§ **Some records**
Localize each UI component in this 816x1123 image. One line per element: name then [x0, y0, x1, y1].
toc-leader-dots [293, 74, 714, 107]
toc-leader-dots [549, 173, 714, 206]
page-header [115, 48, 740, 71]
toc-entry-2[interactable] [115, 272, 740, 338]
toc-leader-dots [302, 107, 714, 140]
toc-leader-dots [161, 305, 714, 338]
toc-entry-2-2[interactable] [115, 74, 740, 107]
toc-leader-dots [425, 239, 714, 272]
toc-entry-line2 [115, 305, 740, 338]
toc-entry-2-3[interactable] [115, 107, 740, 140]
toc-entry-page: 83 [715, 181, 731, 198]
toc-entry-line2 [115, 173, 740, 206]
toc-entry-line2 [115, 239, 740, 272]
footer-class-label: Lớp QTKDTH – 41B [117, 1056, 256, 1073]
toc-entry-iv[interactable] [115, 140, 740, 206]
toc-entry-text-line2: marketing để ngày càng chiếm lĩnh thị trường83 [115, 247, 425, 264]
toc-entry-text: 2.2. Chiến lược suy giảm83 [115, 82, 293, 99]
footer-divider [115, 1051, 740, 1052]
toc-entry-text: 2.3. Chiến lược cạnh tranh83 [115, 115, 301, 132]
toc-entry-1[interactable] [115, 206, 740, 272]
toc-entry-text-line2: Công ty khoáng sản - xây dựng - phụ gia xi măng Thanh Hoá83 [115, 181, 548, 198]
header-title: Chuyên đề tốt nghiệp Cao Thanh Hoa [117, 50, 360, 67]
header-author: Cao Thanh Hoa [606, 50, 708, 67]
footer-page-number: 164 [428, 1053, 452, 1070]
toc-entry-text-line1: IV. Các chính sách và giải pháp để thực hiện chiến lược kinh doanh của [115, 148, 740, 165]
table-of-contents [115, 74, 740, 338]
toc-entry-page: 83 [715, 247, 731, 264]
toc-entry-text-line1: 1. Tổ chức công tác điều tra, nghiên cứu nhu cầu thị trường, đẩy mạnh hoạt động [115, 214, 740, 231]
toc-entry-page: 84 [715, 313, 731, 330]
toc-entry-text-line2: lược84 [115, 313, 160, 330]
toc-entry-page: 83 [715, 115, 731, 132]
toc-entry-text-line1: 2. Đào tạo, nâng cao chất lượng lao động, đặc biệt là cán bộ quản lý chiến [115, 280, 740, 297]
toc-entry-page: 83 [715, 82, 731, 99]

§ **CHALLENGE**
Rewrite the records above, changing "toc-leader-dots" to "dotted-leader" and leaving everything else unchanged.

§ **RESPONSE TO THIS EXERCISE**
Localize each UI component in this 816x1123 image. One line per element: name then [x0, y0, x1, y1].
dotted-leader [293, 74, 714, 107]
dotted-leader [549, 173, 714, 206]
page-header [115, 48, 740, 71]
toc-entry-2[interactable] [115, 272, 740, 338]
dotted-leader [302, 107, 714, 140]
dotted-leader [161, 305, 714, 338]
toc-entry-2-2[interactable] [115, 74, 740, 107]
dotted-leader [425, 239, 714, 272]
toc-entry-line2 [115, 305, 740, 338]
toc-entry-2-3[interactable] [115, 107, 740, 140]
toc-entry-page: 83 [715, 181, 731, 198]
toc-entry-line2 [115, 173, 740, 206]
toc-entry-line2 [115, 239, 740, 272]
footer-class-label: Lớp QTKDTH – 41B [117, 1056, 256, 1073]
toc-entry-iv[interactable] [115, 140, 740, 206]
toc-entry-text-line2: marketing để ngày càng chiếm lĩnh thị trường83 [115, 247, 425, 264]
toc-entry-text: 2.2. Chiến lược suy giảm83 [115, 82, 293, 99]
footer-divider [115, 1051, 740, 1052]
toc-entry-text: 2.3. Chiến lược cạnh tranh83 [115, 115, 301, 132]
toc-entry-1[interactable] [115, 206, 740, 272]
toc-entry-text-line2: Công ty khoáng sản - xây dựng - phụ gia xi măng Thanh Hoá83 [115, 181, 548, 198]
header-title: Chuyên đề tốt nghiệp Cao Thanh Hoa [117, 50, 360, 67]
header-author: Cao Thanh Hoa [606, 50, 708, 67]
footer-page-number: 164 [428, 1053, 452, 1070]
toc-entry-text-line1: IV. Các chính sách và giải pháp để thực hiện chiến lược kinh doanh của [115, 148, 740, 165]
table-of-contents [115, 74, 740, 338]
toc-entry-page: 83 [715, 247, 731, 264]
toc-entry-text-line1: 1. Tổ chức công tác điều tra, nghiên cứu nhu cầu thị trường, đẩy mạnh hoạt động [115, 214, 740, 231]
toc-entry-page: 84 [715, 313, 731, 330]
toc-entry-text-line2: lược84 [115, 313, 160, 330]
toc-entry-page: 83 [715, 115, 731, 132]
toc-entry-text-line1: 2. Đào tạo, nâng cao chất lượng lao động, đặc biệt là cán bộ quản lý chiến [115, 280, 740, 297]
toc-entry-page: 83 [715, 82, 731, 99]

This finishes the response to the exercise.